> _Tujuan a_:
Kutip dengan tepat bagian kutipan tentang jatuhnya Orde Baru di bawah ini, mulai dari kata-kata "Rabu, 30 Mei" dan berhenti setelah kata-kata "(Suryanegara, 2010: 528).".

> _Kutipan Teks_:
Rabu, 30 Mei 2012

Jatuhnya Pemerintahan Orde Baru Dan Munculnya Reformasi 1988-1998


BAB I
PENDAHULUAN


1.1  Latar Belakang Masah
Realitas sejarah telah mencatat dan memberikan fakta pada generasi bangsa Indonesia, bahwa bangsa ini pernah mengalami suatu pergolakan menuntut perubahan pemerintahan dengan asas Domokrasi. Demokrasi (Demokratizatsiia) yang diusung dengan gerakan reformis (Prestroika) merupakan sebuah jawaban spontan terhadap segala permasalah bangsa dan negara pada masa pemerintahan Orde Baru (Suryanegara, 2010: 528).

> _Tujuan b_:
Susun ulang baris-baris dari daftar di bawah ini sebagai tabel Markdown dengan kolom "No" dan "Isi" tanpa menyertakan baris kosong. Ambil hanya baris mulai dari baris yang memuat "Patent image size: (1171, 969)." sampai baris yang memuat "In FIG. 3, the disc 3B is at (587, 610).", termasuk kedua baris itu.

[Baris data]
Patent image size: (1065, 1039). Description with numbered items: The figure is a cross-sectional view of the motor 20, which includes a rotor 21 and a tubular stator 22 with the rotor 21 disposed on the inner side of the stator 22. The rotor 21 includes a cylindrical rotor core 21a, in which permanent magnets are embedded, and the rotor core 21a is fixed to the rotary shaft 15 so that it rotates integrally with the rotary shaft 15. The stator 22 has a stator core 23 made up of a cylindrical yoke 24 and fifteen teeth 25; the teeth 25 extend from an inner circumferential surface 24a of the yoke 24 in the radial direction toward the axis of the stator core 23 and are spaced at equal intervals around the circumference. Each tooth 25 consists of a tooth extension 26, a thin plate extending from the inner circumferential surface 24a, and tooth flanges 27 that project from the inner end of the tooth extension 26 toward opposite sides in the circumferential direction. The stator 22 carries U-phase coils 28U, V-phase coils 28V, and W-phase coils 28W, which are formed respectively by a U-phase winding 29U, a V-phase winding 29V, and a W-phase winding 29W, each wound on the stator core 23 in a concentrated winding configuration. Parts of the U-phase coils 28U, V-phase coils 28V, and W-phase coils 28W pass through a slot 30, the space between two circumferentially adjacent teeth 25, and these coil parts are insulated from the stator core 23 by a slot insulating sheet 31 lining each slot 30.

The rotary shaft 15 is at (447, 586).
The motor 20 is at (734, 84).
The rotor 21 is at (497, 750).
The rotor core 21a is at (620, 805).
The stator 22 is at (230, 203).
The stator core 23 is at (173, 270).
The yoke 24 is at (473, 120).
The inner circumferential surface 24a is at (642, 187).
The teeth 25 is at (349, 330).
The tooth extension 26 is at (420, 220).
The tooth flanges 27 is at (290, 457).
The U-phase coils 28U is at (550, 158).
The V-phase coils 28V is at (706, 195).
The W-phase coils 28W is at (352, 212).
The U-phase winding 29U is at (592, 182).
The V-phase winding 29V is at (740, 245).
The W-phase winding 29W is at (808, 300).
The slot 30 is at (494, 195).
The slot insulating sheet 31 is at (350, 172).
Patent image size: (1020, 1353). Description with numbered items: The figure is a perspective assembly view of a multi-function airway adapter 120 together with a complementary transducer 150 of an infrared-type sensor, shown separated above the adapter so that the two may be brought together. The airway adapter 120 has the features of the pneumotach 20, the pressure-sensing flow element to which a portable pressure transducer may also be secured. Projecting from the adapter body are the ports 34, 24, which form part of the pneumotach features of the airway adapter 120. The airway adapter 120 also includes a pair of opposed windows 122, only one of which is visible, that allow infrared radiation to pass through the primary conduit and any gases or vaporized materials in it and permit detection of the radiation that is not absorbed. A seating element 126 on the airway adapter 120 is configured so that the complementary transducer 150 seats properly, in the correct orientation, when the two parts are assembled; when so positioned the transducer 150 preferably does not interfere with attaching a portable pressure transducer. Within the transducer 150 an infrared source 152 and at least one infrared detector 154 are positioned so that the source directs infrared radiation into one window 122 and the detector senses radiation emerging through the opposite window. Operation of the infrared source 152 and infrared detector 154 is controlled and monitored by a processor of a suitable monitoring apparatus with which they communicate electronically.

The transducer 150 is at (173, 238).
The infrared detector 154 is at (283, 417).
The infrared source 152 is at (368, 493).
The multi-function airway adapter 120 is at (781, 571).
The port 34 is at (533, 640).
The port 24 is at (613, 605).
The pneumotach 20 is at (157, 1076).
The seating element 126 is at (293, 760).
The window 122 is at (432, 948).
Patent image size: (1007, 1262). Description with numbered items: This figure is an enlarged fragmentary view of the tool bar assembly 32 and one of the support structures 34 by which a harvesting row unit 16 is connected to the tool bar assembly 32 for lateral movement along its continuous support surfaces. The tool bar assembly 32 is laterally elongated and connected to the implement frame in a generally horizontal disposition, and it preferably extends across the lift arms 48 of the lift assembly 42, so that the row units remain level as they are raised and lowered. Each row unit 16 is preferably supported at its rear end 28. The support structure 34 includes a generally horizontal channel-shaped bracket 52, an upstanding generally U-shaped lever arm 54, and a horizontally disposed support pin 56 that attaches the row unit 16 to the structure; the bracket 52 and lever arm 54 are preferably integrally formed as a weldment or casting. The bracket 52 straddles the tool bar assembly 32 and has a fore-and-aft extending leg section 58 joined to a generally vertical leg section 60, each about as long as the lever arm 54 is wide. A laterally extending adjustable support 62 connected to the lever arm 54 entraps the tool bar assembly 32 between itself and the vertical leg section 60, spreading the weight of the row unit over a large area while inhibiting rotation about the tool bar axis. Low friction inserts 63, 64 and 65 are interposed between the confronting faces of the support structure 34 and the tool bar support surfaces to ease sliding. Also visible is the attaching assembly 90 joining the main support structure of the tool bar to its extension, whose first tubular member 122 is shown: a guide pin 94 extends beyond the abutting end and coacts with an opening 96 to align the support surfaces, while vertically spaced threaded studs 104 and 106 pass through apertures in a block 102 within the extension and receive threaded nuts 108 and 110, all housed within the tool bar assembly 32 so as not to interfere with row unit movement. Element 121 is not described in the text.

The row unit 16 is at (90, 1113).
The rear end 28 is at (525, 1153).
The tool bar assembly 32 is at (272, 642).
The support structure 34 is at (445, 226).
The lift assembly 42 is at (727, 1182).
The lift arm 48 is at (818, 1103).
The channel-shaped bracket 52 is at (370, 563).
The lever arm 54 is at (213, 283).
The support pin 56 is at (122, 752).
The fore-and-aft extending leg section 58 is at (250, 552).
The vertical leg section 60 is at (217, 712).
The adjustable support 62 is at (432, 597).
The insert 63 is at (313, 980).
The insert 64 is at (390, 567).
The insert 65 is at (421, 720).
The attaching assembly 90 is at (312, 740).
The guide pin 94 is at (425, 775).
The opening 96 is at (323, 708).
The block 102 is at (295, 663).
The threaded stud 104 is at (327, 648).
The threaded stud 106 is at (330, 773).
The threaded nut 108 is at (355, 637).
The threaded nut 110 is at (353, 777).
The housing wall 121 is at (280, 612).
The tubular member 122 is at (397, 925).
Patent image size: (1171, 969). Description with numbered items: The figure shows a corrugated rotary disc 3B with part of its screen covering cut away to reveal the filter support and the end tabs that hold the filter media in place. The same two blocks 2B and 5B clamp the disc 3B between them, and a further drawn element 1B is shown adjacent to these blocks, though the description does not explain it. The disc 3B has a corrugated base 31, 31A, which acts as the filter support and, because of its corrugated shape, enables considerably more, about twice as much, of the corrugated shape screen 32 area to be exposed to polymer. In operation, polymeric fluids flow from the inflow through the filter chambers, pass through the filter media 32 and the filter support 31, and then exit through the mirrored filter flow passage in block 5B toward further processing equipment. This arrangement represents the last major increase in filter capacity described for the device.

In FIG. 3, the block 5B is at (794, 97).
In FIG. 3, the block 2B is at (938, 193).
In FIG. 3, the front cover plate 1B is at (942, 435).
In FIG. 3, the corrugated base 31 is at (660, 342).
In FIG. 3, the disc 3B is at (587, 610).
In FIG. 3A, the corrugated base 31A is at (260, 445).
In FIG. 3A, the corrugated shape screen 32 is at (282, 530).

> _Hasil a_:
Rabu, 30 Mei 2012

Jatuhnya Pemerintahan Orde Baru Dan Munculnya Reformasi 1988-1998


BAB I
PENDAHULUAN


1.1  Latar Belakang Masah
Realitas sejarah telah mencatat dan memberikan fakta pada generasi bangsa Indonesia, bahwa bangsa ini pernah mengalami suatu pergolakan menuntut perubahan pemerintahan dengan asas Domokrasi. Demokrasi (Demokratizatsiia) yang diusung dengan gerakan reformis (Prestroika) merupakan sebuah jawaban spontan terhadap segala permasalah bangsa dan negara pada masa pemerintahan Orde Baru (Suryanegara, 2010: 528).

> _Hasil b_:
| No | Isi |
|---|---|
| 1 | Patent image size: (1171, 969). Description with numbered items: The figure shows a corrugated rotary disc 3B with part of its screen covering cut away to reveal the filter support and the end tabs that hold the filter media in place. The same two blocks 2B and 5B clamp the disc 3B between them, and a further drawn element 1B is shown adjacent to these blocks, though the description does not explain it. The disc 3B has a corrugated base 31, 31A, which acts as the filter support and, because of its corrugated shape, enables considerably more, about twice as much, of the corrugated shape screen 32 area to be exposed to polymer. In operation, polymeric fluids flow from the inflow through the filter chambers, pass through the filter media 32 and the filter support 31, and then exit through the mirrored filter flow passage in block 5B toward further processing equipment. This arrangement represents the last major increase in filter capacity described for the device. |
| 2 | In FIG. 3, the block 5B is at (794, 97). |
| 3 | In FIG. 3, the block 2B is at (938, 193). |
| 4 | In FIG. 3, the front cover plate 1B is at (942, 435). |
| 5 | In FIG. 3, the corrugated base 31 is at (660, 342). |
| 6 | In FIG. 3, the disc 3B is at (587, 610). |